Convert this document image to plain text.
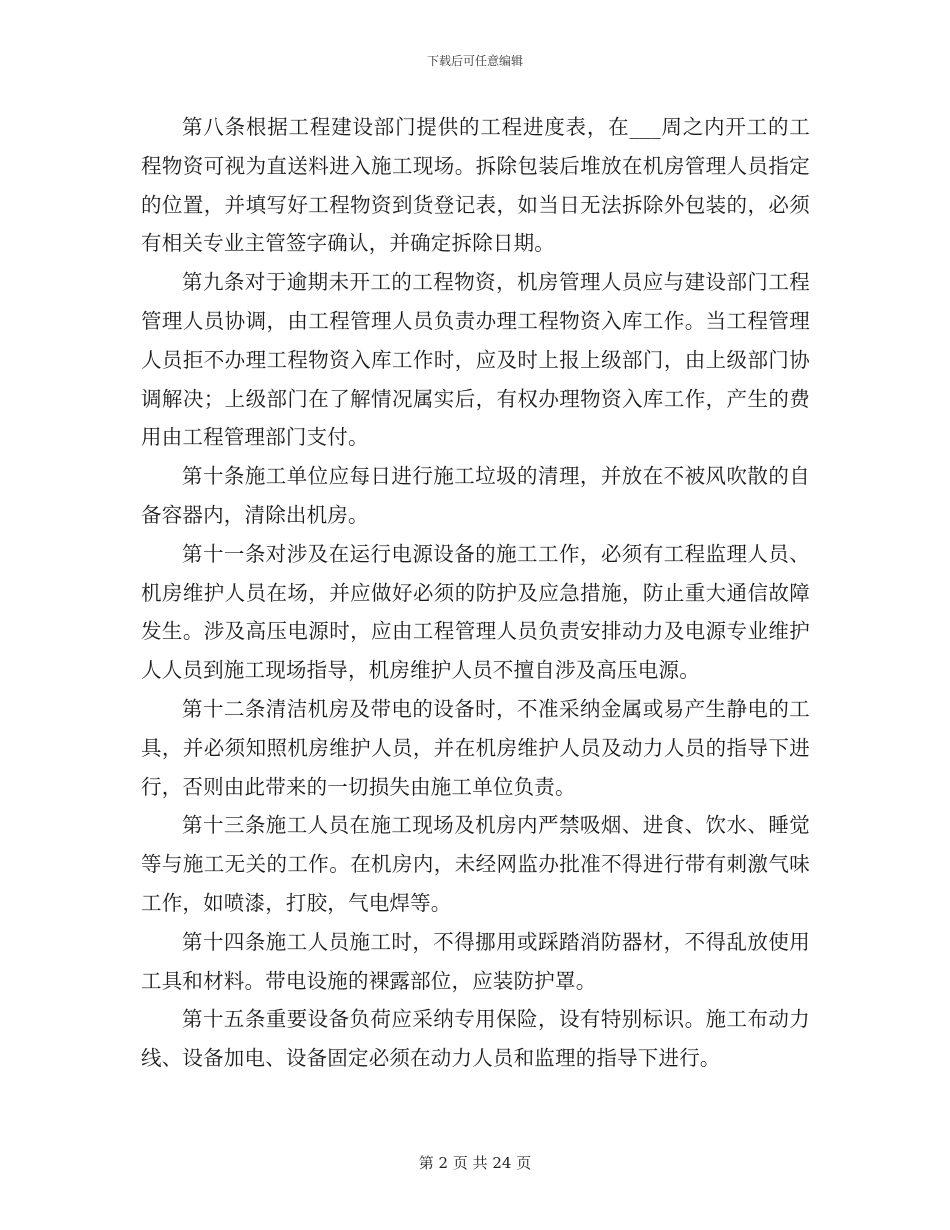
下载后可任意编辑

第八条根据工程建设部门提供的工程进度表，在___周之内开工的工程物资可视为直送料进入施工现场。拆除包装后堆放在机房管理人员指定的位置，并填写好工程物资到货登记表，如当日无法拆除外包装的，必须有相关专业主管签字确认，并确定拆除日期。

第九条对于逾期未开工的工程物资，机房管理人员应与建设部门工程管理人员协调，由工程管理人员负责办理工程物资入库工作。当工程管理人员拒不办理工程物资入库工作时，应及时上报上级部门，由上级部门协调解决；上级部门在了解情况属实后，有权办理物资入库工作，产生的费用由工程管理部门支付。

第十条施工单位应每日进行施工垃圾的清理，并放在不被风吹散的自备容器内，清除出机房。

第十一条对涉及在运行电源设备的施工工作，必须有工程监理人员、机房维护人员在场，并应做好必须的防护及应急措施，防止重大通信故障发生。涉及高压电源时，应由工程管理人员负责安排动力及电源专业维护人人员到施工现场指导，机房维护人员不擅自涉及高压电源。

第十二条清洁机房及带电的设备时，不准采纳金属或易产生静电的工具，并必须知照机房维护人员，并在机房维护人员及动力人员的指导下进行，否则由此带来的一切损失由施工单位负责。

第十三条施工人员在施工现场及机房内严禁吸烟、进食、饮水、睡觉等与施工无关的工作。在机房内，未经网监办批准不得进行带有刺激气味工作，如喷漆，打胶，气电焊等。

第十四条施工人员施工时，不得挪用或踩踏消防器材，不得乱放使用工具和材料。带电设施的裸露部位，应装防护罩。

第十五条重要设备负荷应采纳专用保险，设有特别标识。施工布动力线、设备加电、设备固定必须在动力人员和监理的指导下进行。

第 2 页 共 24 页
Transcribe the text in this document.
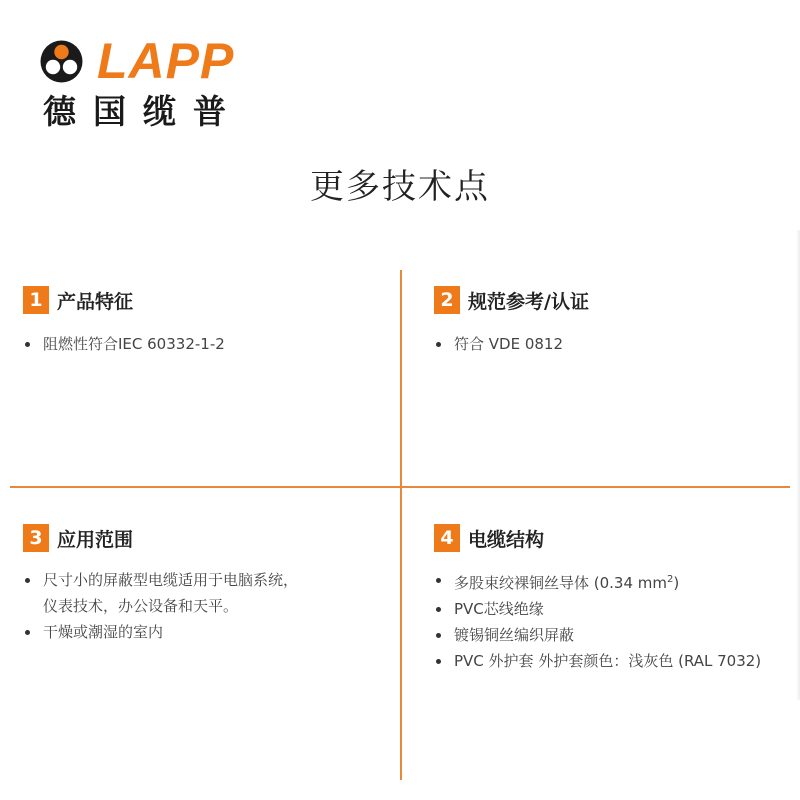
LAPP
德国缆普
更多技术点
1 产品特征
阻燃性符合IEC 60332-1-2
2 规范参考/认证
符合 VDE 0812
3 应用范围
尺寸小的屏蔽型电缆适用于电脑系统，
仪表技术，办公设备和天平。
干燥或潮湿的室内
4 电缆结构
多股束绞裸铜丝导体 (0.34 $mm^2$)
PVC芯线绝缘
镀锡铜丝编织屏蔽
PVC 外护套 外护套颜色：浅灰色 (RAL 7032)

# # #

● Instructions to follow
Where a line above holds the string "this", show that line.

● Problem solution
Convert this document image to plain text.
Transcribe the text in this document.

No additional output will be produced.